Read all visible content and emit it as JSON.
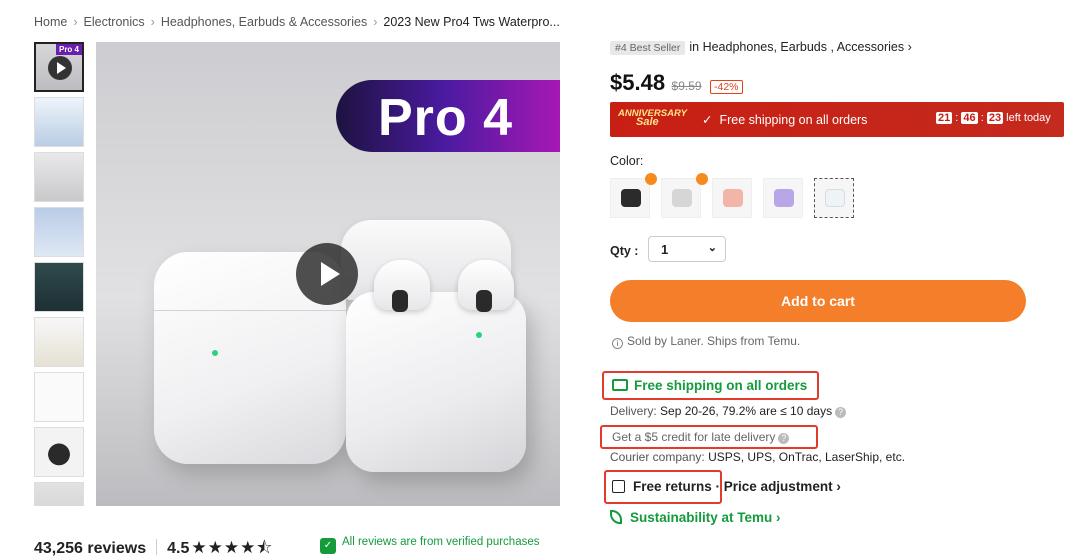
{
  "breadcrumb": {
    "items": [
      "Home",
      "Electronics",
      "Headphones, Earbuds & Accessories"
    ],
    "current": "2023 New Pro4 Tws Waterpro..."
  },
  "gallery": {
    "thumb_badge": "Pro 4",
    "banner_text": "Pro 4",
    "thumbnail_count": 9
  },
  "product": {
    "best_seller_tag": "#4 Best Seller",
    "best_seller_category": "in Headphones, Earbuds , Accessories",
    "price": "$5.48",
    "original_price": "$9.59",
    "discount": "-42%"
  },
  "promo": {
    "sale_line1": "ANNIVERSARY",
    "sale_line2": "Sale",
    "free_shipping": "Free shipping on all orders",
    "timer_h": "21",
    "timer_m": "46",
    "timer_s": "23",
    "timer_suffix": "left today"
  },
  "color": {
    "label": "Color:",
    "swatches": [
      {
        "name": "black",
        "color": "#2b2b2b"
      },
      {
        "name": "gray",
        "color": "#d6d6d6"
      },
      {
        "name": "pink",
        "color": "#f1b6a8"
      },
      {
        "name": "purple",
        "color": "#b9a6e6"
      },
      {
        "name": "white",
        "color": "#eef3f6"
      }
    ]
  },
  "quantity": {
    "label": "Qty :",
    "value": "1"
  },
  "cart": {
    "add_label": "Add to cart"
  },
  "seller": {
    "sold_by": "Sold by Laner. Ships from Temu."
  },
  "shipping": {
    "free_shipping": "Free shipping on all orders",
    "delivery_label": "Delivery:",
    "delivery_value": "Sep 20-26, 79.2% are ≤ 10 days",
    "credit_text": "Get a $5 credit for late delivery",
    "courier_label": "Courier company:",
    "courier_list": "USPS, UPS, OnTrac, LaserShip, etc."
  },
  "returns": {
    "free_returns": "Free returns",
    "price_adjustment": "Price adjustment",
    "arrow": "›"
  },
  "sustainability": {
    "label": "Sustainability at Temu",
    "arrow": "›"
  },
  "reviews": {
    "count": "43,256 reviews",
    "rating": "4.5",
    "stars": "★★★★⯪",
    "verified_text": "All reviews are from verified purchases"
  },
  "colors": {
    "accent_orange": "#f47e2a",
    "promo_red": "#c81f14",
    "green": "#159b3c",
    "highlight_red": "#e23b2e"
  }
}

• • • • • • •

Copy the whole listing above word for word but do not carry over the pictures.

● Solved problem:
Read all visible content and emit it as JSON.
{
  "breadcrumb": {
    "items": [
      "Home",
      "Electronics",
      "Headphones, Earbuds & Accessories"
    ],
    "current": "2023 New Pro4 Tws Waterpro..."
  },
  "gallery": {
    "thumb_badge": "Pro 4",
    "banner_text": "Pro 4",
    "thumbnail_count": 9
  },
  "product": {
    "best_seller_tag": "#4 Best Seller",
    "best_seller_category": "in Headphones, Earbuds , Accessories",
    "price": "$5.48",
    "original_price": "$9.59",
    "discount": "-42%"
  },
  "promo": {
    "sale_line1": "ANNIVERSARY",
    "sale_line2": "Sale",
    "free_shipping": "Free shipping on all orders",
    "timer_h": "21",
    "timer_m": "46",
    "timer_s": "23",
    "timer_suffix": "left today"
  },
  "color": {
    "label": "Color:",
    "swatches": [
      {
        "name": "black",
        "color": "#2b2b2b"
      },
      {
        "name": "gray",
        "color": "#d6d6d6"
      },
      {
        "name": "pink",
        "color": "#f1b6a8"
      },
      {
        "name": "purple",
        "color": "#b9a6e6"
      },
      {
        "name": "white",
        "color": "#eef3f6"
      }
    ]
  },
  "quantity": {
    "label": "Qty :",
    "value": "1"
  },
  "cart": {
    "add_label": "Add to cart"
  },
  "seller": {
    "sold_by": "Sold by Laner. Ships from Temu."
  },
  "shipping": {
    "free_shipping": "Free shipping on all orders",
    "delivery_label": "Delivery:",
    "delivery_value": "Sep 20-26, 79.2% are ≤ 10 days",
    "credit_text": "Get a $5 credit for late delivery",
    "courier_label": "Courier company:",
    "courier_list": "USPS, UPS, OnTrac, LaserShip, etc."
  },
  "returns": {
    "free_returns": "Free returns",
    "price_adjustment": "Price adjustment",
    "arrow": "›"
  },
  "sustainability": {
    "label": "Sustainability at Temu",
    "arrow": "›"
  },
  "reviews": {
    "count": "43,256 reviews",
    "rating": "4.5",
    "stars": "★★★★⯪",
    "verified_text": "All reviews are from verified purchases"
  },
  "colors": {
    "accent_orange": "#f47e2a",
    "promo_red": "#c81f14",
    "green": "#159b3c",
    "highlight_red": "#e23b2e"
  }
}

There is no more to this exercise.